# Short task
Show only lines that include "from".

++++ Data supplied

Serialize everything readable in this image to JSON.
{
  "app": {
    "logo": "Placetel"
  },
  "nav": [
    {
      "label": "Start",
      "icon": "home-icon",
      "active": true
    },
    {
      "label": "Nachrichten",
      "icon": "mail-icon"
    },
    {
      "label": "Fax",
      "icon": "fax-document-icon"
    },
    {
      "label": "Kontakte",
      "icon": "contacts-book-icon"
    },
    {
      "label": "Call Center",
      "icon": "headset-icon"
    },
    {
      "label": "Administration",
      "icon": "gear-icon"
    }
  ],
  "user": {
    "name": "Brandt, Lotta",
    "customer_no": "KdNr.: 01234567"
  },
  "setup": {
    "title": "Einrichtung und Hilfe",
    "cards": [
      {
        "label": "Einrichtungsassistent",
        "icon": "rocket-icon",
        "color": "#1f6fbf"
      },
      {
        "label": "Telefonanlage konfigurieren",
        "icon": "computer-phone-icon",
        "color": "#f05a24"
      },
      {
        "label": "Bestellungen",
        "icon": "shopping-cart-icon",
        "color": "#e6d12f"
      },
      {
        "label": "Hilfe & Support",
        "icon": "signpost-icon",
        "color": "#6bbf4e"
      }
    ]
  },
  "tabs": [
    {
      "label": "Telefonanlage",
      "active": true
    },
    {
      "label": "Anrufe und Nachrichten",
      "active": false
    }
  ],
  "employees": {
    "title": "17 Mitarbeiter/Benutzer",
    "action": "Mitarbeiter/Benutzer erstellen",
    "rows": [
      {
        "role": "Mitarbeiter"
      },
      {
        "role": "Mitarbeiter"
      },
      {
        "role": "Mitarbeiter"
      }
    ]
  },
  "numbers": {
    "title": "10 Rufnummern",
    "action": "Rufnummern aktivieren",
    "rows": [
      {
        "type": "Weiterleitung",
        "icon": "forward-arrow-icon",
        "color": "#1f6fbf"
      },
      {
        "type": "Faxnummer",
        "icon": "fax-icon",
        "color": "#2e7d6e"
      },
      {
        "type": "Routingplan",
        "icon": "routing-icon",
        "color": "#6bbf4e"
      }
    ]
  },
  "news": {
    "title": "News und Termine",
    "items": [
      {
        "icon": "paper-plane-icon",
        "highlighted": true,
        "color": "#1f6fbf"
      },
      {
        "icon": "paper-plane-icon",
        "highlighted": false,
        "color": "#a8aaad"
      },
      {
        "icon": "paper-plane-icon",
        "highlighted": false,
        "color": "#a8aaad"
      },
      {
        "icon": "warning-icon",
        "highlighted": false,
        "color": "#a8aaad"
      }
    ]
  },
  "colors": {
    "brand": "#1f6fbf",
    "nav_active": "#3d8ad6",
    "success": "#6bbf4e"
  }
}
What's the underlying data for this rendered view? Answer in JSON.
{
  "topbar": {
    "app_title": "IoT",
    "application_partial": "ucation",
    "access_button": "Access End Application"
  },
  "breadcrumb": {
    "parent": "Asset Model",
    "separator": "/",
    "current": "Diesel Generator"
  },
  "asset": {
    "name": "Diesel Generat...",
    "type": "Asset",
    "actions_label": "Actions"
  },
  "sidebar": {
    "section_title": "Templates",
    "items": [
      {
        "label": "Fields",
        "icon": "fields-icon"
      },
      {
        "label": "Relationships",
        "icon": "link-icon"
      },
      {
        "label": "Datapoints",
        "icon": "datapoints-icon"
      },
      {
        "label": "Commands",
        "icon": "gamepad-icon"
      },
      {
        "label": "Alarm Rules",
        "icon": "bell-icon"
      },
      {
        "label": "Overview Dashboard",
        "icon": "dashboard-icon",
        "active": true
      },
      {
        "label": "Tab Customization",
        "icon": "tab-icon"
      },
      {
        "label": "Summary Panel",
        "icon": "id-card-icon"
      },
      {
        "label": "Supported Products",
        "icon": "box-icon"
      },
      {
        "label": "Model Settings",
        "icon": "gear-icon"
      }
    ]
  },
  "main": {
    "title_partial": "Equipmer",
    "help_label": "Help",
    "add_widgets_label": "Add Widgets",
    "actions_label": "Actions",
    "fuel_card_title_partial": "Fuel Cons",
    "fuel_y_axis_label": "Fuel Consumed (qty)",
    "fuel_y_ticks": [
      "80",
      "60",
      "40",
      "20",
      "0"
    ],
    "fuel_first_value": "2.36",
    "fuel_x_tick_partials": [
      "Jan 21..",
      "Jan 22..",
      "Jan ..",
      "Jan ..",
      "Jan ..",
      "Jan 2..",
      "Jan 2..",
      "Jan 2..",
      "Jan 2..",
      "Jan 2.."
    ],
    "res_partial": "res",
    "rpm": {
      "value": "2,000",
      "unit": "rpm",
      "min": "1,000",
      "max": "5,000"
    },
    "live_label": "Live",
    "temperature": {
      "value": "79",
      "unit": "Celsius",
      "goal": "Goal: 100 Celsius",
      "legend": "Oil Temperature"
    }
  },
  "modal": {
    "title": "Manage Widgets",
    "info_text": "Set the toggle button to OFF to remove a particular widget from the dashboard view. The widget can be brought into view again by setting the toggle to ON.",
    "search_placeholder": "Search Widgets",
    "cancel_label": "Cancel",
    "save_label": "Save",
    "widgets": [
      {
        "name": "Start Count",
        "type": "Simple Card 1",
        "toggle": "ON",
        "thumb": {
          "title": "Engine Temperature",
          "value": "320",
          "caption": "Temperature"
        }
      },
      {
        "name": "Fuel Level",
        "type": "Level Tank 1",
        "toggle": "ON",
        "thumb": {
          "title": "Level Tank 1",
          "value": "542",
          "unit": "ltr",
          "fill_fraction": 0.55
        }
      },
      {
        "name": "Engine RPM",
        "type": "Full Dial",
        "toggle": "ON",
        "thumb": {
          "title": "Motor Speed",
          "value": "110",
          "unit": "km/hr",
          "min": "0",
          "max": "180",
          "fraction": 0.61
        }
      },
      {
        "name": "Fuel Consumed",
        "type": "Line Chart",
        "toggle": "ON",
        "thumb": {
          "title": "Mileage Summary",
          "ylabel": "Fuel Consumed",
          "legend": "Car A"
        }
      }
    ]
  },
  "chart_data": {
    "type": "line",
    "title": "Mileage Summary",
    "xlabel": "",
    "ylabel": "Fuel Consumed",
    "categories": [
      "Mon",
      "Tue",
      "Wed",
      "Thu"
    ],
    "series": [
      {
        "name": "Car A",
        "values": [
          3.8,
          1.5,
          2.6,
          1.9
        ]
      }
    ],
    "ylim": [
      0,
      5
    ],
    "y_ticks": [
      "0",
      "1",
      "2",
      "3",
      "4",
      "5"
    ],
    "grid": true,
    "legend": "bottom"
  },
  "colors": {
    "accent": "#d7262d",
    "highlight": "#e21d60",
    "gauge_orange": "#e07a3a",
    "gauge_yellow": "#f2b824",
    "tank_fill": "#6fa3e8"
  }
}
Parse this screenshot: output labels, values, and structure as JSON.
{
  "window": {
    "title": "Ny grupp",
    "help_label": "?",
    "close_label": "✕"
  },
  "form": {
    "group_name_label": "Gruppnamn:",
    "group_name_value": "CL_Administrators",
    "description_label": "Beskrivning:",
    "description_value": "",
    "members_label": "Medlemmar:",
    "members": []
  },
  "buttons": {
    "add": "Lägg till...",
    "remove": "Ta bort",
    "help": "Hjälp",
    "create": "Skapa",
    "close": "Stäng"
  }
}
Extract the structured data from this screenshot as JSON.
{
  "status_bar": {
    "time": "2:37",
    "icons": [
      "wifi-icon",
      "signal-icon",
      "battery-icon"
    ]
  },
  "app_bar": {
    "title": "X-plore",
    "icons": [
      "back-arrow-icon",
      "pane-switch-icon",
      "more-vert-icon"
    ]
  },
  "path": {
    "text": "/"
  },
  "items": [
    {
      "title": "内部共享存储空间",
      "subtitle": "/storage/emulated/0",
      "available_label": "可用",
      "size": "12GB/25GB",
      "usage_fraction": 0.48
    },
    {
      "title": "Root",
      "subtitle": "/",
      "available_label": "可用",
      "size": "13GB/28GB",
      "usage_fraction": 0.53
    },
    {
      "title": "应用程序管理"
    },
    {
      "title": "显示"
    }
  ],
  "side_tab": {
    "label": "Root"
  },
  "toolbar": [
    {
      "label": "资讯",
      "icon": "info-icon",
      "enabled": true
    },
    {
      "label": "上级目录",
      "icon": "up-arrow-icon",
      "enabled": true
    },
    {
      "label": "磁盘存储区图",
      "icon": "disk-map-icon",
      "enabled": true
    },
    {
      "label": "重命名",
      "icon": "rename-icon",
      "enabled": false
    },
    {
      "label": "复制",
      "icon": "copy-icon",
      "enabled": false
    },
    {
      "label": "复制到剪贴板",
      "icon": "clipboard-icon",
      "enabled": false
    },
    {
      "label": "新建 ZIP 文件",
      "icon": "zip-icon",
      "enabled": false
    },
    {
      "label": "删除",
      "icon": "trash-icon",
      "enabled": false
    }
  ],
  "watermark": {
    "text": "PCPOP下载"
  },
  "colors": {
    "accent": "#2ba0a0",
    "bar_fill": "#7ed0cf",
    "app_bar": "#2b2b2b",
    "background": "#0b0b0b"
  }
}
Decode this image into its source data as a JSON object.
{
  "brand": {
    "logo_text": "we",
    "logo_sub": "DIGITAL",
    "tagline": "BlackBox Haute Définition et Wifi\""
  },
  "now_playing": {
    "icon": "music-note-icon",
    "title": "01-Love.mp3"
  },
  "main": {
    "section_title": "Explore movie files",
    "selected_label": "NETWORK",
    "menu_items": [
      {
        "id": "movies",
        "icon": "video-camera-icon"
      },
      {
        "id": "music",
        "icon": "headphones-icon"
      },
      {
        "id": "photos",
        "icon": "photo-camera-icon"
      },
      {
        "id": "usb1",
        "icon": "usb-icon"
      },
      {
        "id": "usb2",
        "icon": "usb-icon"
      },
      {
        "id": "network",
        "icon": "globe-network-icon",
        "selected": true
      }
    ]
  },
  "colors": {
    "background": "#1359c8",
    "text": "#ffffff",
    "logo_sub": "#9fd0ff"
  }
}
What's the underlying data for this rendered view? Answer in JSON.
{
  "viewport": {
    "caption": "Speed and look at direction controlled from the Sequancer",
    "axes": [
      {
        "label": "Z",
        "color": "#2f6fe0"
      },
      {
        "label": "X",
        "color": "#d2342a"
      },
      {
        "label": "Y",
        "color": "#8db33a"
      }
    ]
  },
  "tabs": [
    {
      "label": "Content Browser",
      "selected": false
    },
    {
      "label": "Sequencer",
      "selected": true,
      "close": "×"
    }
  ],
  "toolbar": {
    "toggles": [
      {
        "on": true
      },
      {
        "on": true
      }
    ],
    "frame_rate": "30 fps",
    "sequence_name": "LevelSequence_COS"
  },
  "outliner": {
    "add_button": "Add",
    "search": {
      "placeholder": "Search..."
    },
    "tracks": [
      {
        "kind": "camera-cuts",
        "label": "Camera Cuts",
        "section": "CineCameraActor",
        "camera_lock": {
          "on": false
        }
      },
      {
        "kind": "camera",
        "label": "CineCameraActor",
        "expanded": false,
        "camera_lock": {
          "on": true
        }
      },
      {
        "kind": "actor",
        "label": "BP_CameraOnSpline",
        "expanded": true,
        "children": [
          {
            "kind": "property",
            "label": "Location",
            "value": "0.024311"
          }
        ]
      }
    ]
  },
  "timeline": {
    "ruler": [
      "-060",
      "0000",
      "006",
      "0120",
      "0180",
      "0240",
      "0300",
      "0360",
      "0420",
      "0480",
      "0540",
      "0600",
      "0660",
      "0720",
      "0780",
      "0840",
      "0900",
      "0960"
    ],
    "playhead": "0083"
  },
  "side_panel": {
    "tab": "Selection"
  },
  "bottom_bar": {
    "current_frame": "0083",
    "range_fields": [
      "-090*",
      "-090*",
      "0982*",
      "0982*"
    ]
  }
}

++++++++

# Result of this exercise
    "info_text": "Set the toggle button to OFF to remove a particular widget from the dashboard view. The widget can be brought into view again by setting the toggle to ON.",
Extract the structured data from this screenshot as JSON.
    "caption": "Speed and look at direction controlled from the Sequancer",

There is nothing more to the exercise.